◆ EXERCISE DATA
□ □ □ □ □ □ □

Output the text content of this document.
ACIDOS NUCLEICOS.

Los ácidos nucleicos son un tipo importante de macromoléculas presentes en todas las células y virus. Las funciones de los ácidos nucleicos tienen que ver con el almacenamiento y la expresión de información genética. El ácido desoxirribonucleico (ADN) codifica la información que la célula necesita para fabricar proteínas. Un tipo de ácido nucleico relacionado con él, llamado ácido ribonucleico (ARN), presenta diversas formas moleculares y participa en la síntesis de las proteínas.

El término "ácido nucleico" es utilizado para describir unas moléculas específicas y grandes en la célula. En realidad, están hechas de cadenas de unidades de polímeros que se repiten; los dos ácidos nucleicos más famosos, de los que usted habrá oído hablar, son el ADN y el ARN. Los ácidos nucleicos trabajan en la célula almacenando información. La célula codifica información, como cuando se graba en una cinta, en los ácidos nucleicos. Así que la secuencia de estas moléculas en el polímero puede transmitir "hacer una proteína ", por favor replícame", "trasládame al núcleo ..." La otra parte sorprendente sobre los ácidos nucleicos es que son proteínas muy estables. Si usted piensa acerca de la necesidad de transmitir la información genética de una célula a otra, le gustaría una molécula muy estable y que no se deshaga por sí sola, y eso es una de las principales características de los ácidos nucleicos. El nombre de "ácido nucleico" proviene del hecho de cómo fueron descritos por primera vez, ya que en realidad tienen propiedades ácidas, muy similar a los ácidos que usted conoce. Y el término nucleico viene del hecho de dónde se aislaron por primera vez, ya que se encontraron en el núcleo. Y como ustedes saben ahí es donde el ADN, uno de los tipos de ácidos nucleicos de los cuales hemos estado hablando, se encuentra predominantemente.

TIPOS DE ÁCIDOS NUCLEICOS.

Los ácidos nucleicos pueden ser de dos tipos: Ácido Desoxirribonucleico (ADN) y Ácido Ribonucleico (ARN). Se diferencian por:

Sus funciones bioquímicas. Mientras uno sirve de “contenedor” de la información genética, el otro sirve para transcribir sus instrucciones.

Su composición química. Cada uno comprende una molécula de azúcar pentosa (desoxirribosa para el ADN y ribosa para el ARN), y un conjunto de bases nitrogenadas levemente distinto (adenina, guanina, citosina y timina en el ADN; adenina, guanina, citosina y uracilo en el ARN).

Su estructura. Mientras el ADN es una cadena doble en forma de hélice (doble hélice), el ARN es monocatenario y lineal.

□ □ □ □ □ □ □

◆ EXERCISE PROMPT
Print out the listing in full, exactly as it appears.

◆ SOLVED EXERCISE
Output the text content of this document.
ACIDOS NUCLEICOS.

Los ácidos nucleicos son un tipo importante de macromoléculas presentes en todas las células y virus. Las funciones de los ácidos nucleicos tienen que ver con el almacenamiento y la expresión de información genética. El ácido desoxirribonucleico (ADN) codifica la información que la célula necesita para fabricar proteínas. Un tipo de ácido nucleico relacionado con él, llamado ácido ribonucleico (ARN), presenta diversas formas moleculares y participa en la síntesis de las proteínas.

El término "ácido nucleico" es utilizado para describir unas moléculas específicas y grandes en la célula. En realidad, están hechas de cadenas de unidades de polímeros que se repiten; los dos ácidos nucleicos más famosos, de los que usted habrá oído hablar, son el ADN y el ARN. Los ácidos nucleicos trabajan en la célula almacenando información. La célula codifica información, como cuando se graba en una cinta, en los ácidos nucleicos. Así que la secuencia de estas moléculas en el polímero puede transmitir "hacer una proteína ", por favor replícame", "trasládame al núcleo ..." La otra parte sorprendente sobre los ácidos nucleicos es que son proteínas muy estables. Si usted piensa acerca de la necesidad de transmitir la información genética de una célula a otra, le gustaría una molécula muy estable y que no se deshaga por sí sola, y eso es una de las principales características de los ácidos nucleicos. El nombre de "ácido nucleico" proviene del hecho de cómo fueron descritos por primera vez, ya que en realidad tienen propiedades ácidas, muy similar a los ácidos que usted conoce. Y el término nucleico viene del hecho de dónde se aislaron por primera vez, ya que se encontraron en el núcleo. Y como ustedes saben ahí es donde el ADN, uno de los tipos de ácidos nucleicos de los cuales hemos estado hablando, se encuentra predominantemente.

TIPOS DE ÁCIDOS NUCLEICOS.

Los ácidos nucleicos pueden ser de dos tipos: Ácido Desoxirribonucleico (ADN) y Ácido Ribonucleico (ARN). Se diferencian por:

Sus funciones bioquímicas. Mientras uno sirve de “contenedor” de la información genética, el otro sirve para transcribir sus instrucciones.

Su composición química. Cada uno comprende una molécula de azúcar pentosa (desoxirribosa para el ADN y ribosa para el ARN), y un conjunto de bases nitrogenadas levemente distinto (adenina, guanina, citosina y timina en el ADN; adenina, guanina, citosina y uracilo en el ARN).

Su estructura. Mientras el ADN es una cadena doble en forma de hélice (doble hélice), el ARN es monocatenario y lineal.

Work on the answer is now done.